■ WRITTEN TASK: Without including any pictures, write out the listing below exactly.

------------------------------

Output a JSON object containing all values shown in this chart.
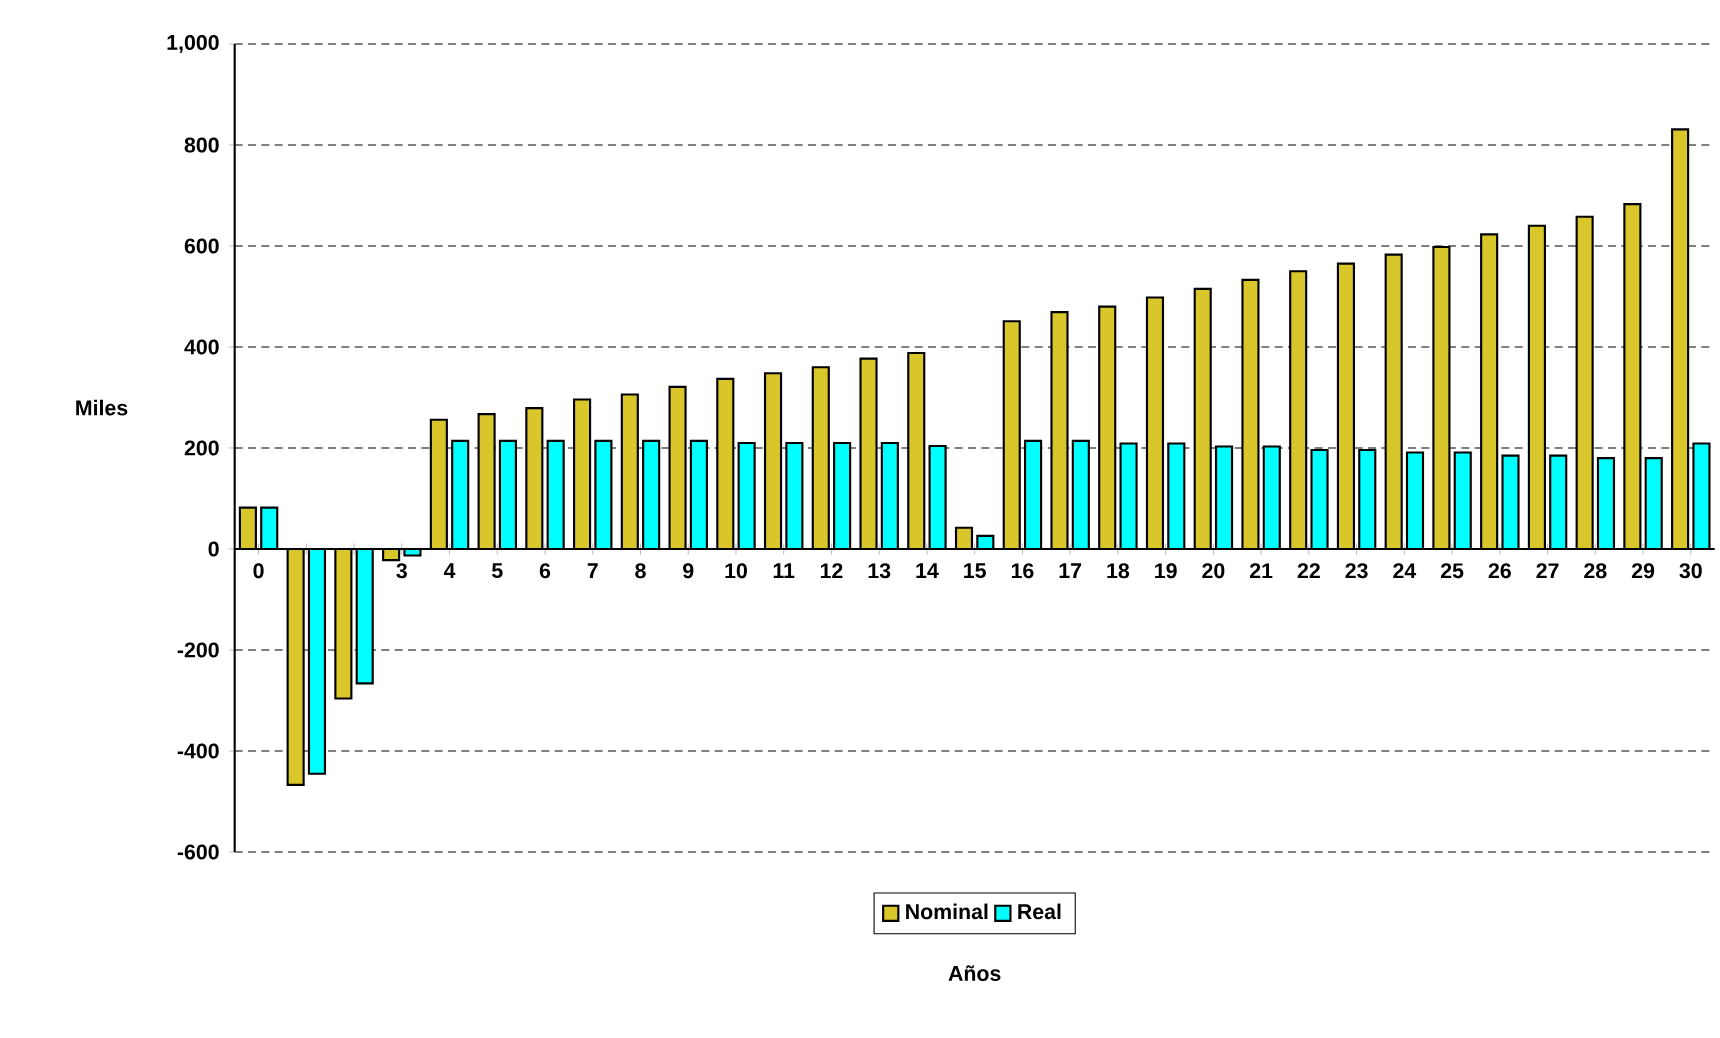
{
  "chart_data": {
    "type": "bar",
    "xlabel": "Años",
    "ylabel": "Miles",
    "categories": [
      "0",
      null,
      null,
      "3",
      "4",
      "5",
      "6",
      "7",
      "8",
      "9",
      "10",
      "11",
      "12",
      "13",
      "14",
      "15",
      "16",
      "17",
      "18",
      "19",
      "20",
      "21",
      "22",
      "23",
      "24",
      "25",
      "26",
      "27",
      "28",
      "29",
      "30"
    ],
    "series": [
      {
        "name": "Nominal",
        "color": "#d9c62b",
        "values": [
          82,
          -467,
          -296,
          -22,
          256,
          267,
          279,
          296,
          306,
          321,
          337,
          348,
          360,
          377,
          388,
          42,
          451,
          469,
          480,
          498,
          515,
          533,
          550,
          565,
          583,
          598,
          623,
          640,
          658,
          683,
          831
        ]
      },
      {
        "name": "Real",
        "color": "#00ffff",
        "values": [
          82,
          -445,
          -266,
          -13,
          214,
          214,
          214,
          214,
          214,
          214,
          210,
          210,
          210,
          210,
          204,
          26,
          214,
          214,
          209,
          209,
          203,
          203,
          196,
          196,
          191,
          191,
          185,
          185,
          180,
          180,
          209
        ]
      }
    ],
    "ylim": [
      -600,
      1000
    ],
    "yticks": [
      -600,
      -400,
      -200,
      0,
      200,
      400,
      600,
      800,
      {
        "value": 1000,
        "label": "1,000"
      }
    ],
    "grid": "y",
    "legend": "bottom"
  }
}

------------------------------

■ EXERCISE OUTPUT:
Output a JSON object containing all values shown in this chart.
{
  "chart_data": {
    "type": "bar",
    "xlabel": "Años",
    "ylabel": "Miles",
    "categories": [
      "0",
      null,
      null,
      "3",
      "4",
      "5",
      "6",
      "7",
      "8",
      "9",
      "10",
      "11",
      "12",
      "13",
      "14",
      "15",
      "16",
      "17",
      "18",
      "19",
      "20",
      "21",
      "22",
      "23",
      "24",
      "25",
      "26",
      "27",
      "28",
      "29",
      "30"
    ],
    "series": [
      {
        "name": "Nominal",
        "color": "#d9c62b",
        "values": [
          82,
          -467,
          -296,
          -22,
          256,
          267,
          279,
          296,
          306,
          321,
          337,
          348,
          360,
          377,
          388,
          42,
          451,
          469,
          480,
          498,
          515,
          533,
          550,
          565,
          583,
          598,
          623,
          640,
          658,
          683,
          831
        ]
      },
      {
        "name": "Real",
        "color": "#00ffff",
        "values": [
          82,
          -445,
          -266,
          -13,
          214,
          214,
          214,
          214,
          214,
          214,
          210,
          210,
          210,
          210,
          204,
          26,
          214,
          214,
          209,
          209,
          203,
          203,
          196,
          196,
          191,
          191,
          185,
          185,
          180,
          180,
          209
        ]
      }
    ],
    "ylim": [
      -600,
      1000
    ],
    "yticks": [
      -600,
      -400,
      -200,
      0,
      200,
      400,
      600,
      800,
      {
        "value": 1000,
        "label": "1,000"
      }
    ],
    "grid": "y",
    "legend": "bottom"
  }
}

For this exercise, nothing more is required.